> [Task prompt] Extract each line of the material that follows exactly and omit its pictures.

> [Provided material]
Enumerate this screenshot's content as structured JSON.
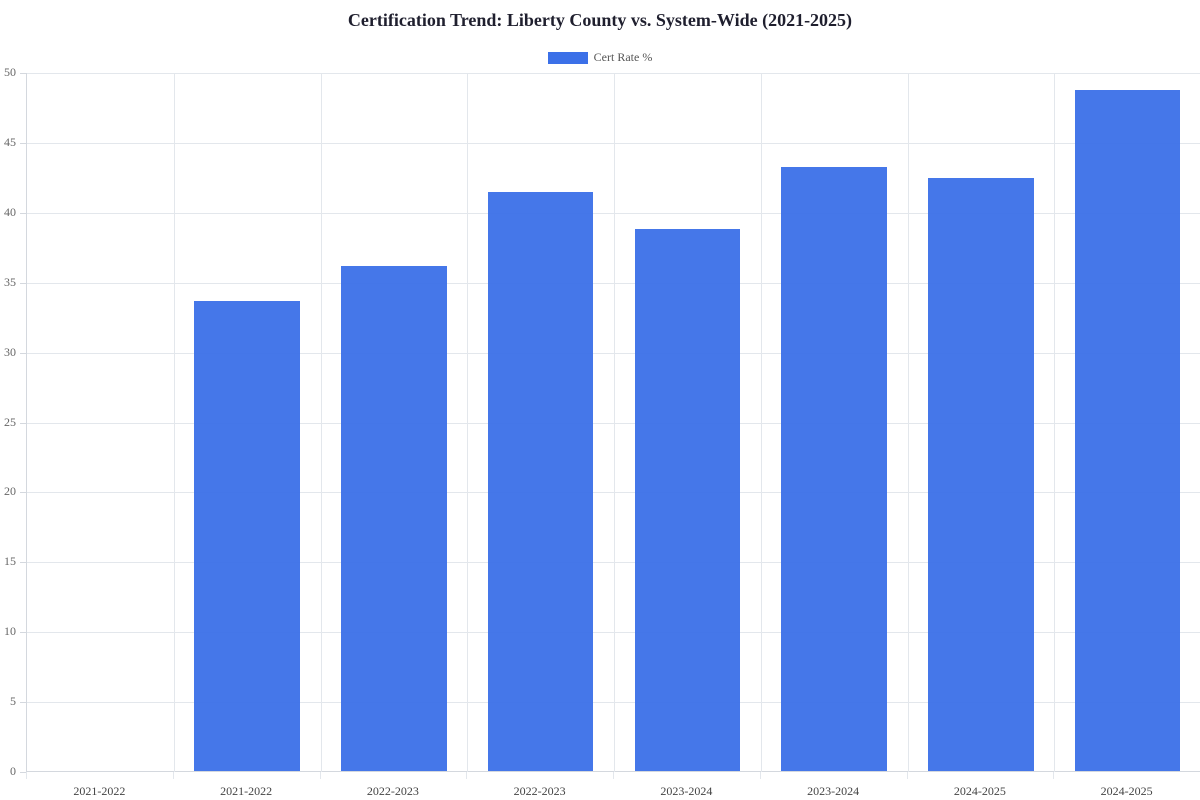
{
  "chart_data": {
    "type": "bar",
    "title": "Certification Trend: Liberty County vs. System-Wide (2021-2025)",
    "xlabel": "",
    "ylabel": "",
    "ylim": [
      0,
      50
    ],
    "yticks": [
      0,
      5,
      10,
      15,
      20,
      25,
      30,
      35,
      40,
      45,
      50
    ],
    "grid": true,
    "legend_position": "top-center",
    "categories": [
      "2021-2022",
      "2021-2022",
      "2022-2023",
      "2022-2023",
      "2023-2024",
      "2023-2024",
      "2024-2025",
      "2024-2025"
    ],
    "series": [
      {
        "name": "Cert Rate %",
        "color": "#3b70e8",
        "values": [
          null,
          33.6,
          36.1,
          41.4,
          38.8,
          43.2,
          42.4,
          48.7
        ]
      }
    ]
  },
  "legend": {
    "label": "Cert Rate %",
    "color": "#3b70e8"
  }
}
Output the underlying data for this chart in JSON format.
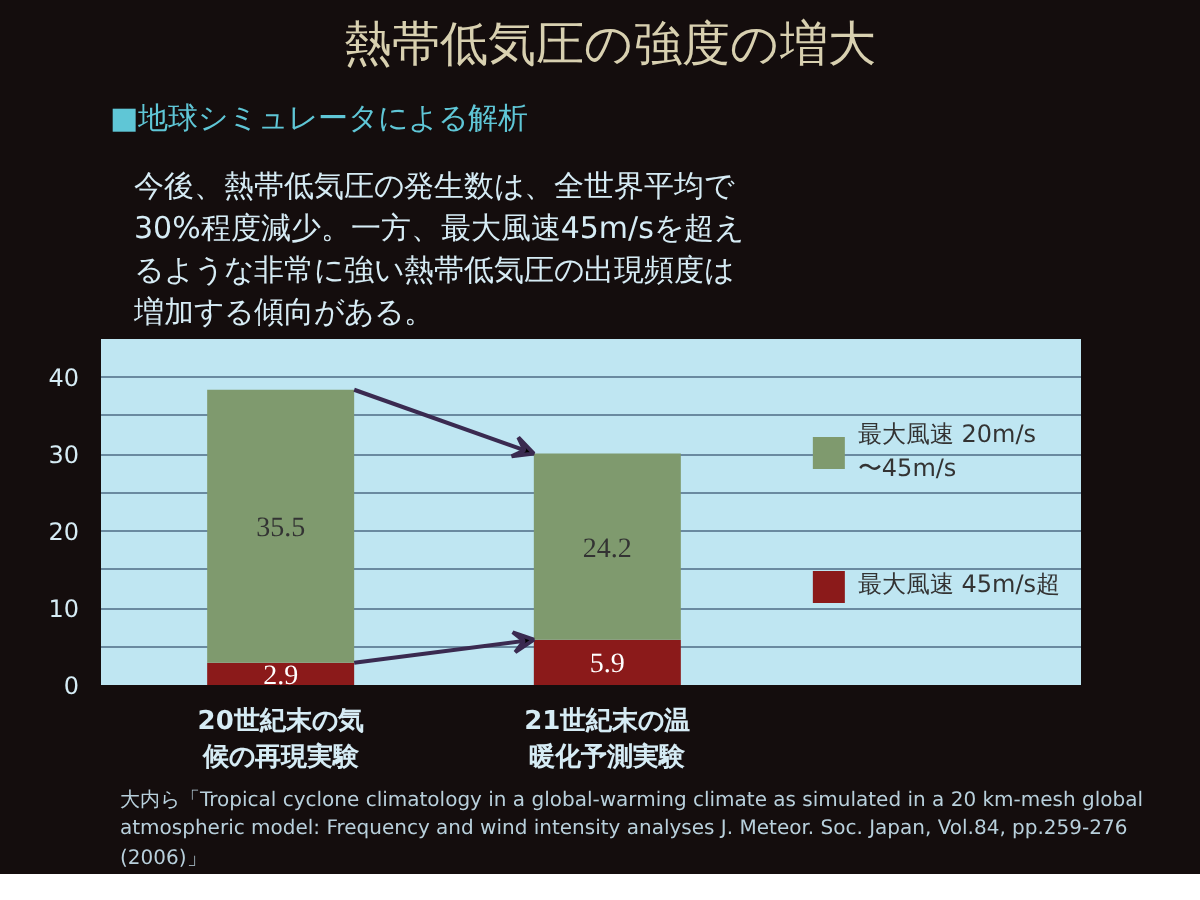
{
  "chart_data": {
    "type": "bar",
    "stacked": true,
    "title": "熱帯低気圧の強度の増大",
    "subtitle": "■地球シミュレータによる解析",
    "categories": [
      "20世紀末の気候の再現実験",
      "21世紀末の温暖化予測実験"
    ],
    "series": [
      {
        "name": "最大風速 45m/s超",
        "color": "#8b1a1a",
        "values": [
          2.9,
          5.9
        ]
      },
      {
        "name": "最大風速 20m/s\n〜45m/s",
        "color": "#7f9a6e",
        "values": [
          35.5,
          24.2
        ]
      }
    ],
    "ylim": [
      0,
      45
    ],
    "yticks": [
      0,
      {
        "value": 5,
        "label": null
      },
      10,
      {
        "value": 15,
        "label": null
      },
      20,
      {
        "value": 25,
        "label": null
      },
      30,
      {
        "value": 35,
        "label": null
      },
      40,
      {
        "value": 45,
        "label": null
      }
    ],
    "grid": "y",
    "legend": "right",
    "data_labels": true,
    "annotations": [
      "今後、熱帯低気圧の発生数は、全世界平均で30%程度減少。一方、最大風速45m/sを超えるような非常に強い熱帯低気圧の出現頻度は増加する傾向がある。",
      "大内ら「Tropical cyclone climatology in a global-warming climate as simulated in a 20 km-mesh global atmospheric model: Frequency and wind intensity analyses J. Meteor. Soc. Japan, Vol.84, pp.259-276 (2006)」"
    ]
  }
}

> [Expected answer]
Enumerate this screenshot's content as structured JSON.
{
  "chart_data": {
    "type": "bar",
    "title": "Certification Trend: Liberty County vs. System-Wide (2021-2025)",
    "xlabel": "",
    "ylabel": "",
    "ylim": [
      0,
      50
    ],
    "yticks": [
      0,
      5,
      10,
      15,
      20,
      25,
      30,
      35,
      40,
      45,
      50
    ],
    "grid": true,
    "legend_position": "top-center",
    "categories": [
      "2021-2022",
      "2021-2022",
      "2022-2023",
      "2022-2023",
      "2023-2024",
      "2023-2024",
      "2024-2025",
      "2024-2025"
    ],
    "series": [
      {
        "name": "Cert Rate %",
        "color": "#3b70e8",
        "values": [
          null,
          33.6,
          36.1,
          41.4,
          38.8,
          43.2,
          42.4,
          48.7
        ]
      }
    ]
  },
  "legend": {
    "label": "Cert Rate %",
    "color": "#3b70e8"
  }
}
Output the underlying data for this chart in JSON format.
{
  "chart_data": {
    "type": "bar",
    "stacked": true,
    "title": "熱帯低気圧の強度の増大",
    "subtitle": "■地球シミュレータによる解析",
    "categories": [
      "20世紀末の気候の再現実験",
      "21世紀末の温暖化予測実験"
    ],
    "series": [
      {
        "name": "最大風速 45m/s超",
        "color": "#8b1a1a",
        "values": [
          2.9,
          5.9
        ]
      },
      {
        "name": "最大風速 20m/s\n〜45m/s",
        "color": "#7f9a6e",
        "values": [
          35.5,
          24.2
        ]
      }
    ],
    "ylim": [
      0,
      45
    ],
    "yticks": [
      0,
      {
        "value": 5,
        "label": null
      },
      10,
      {
        "value": 15,
        "label": null
      },
      20,
      {
        "value": 25,
        "label": null
      },
      30,
      {
        "value": 35,
        "label": null
      },
      40,
      {
        "value": 45,
        "label": null
      }
    ],
    "grid": "y",
    "legend": "right",
    "data_labels": true,
    "annotations": [
      "今後、熱帯低気圧の発生数は、全世界平均で30%程度減少。一方、最大風速45m/sを超えるような非常に強い熱帯低気圧の出現頻度は増加する傾向がある。",
      "大内ら「Tropical cyclone climatology in a global-warming climate as simulated in a 20 km-mesh global atmospheric model: Frequency and wind intensity analyses J. Meteor. Soc. Japan, Vol.84, pp.259-276 (2006)」"
    ]
  }
}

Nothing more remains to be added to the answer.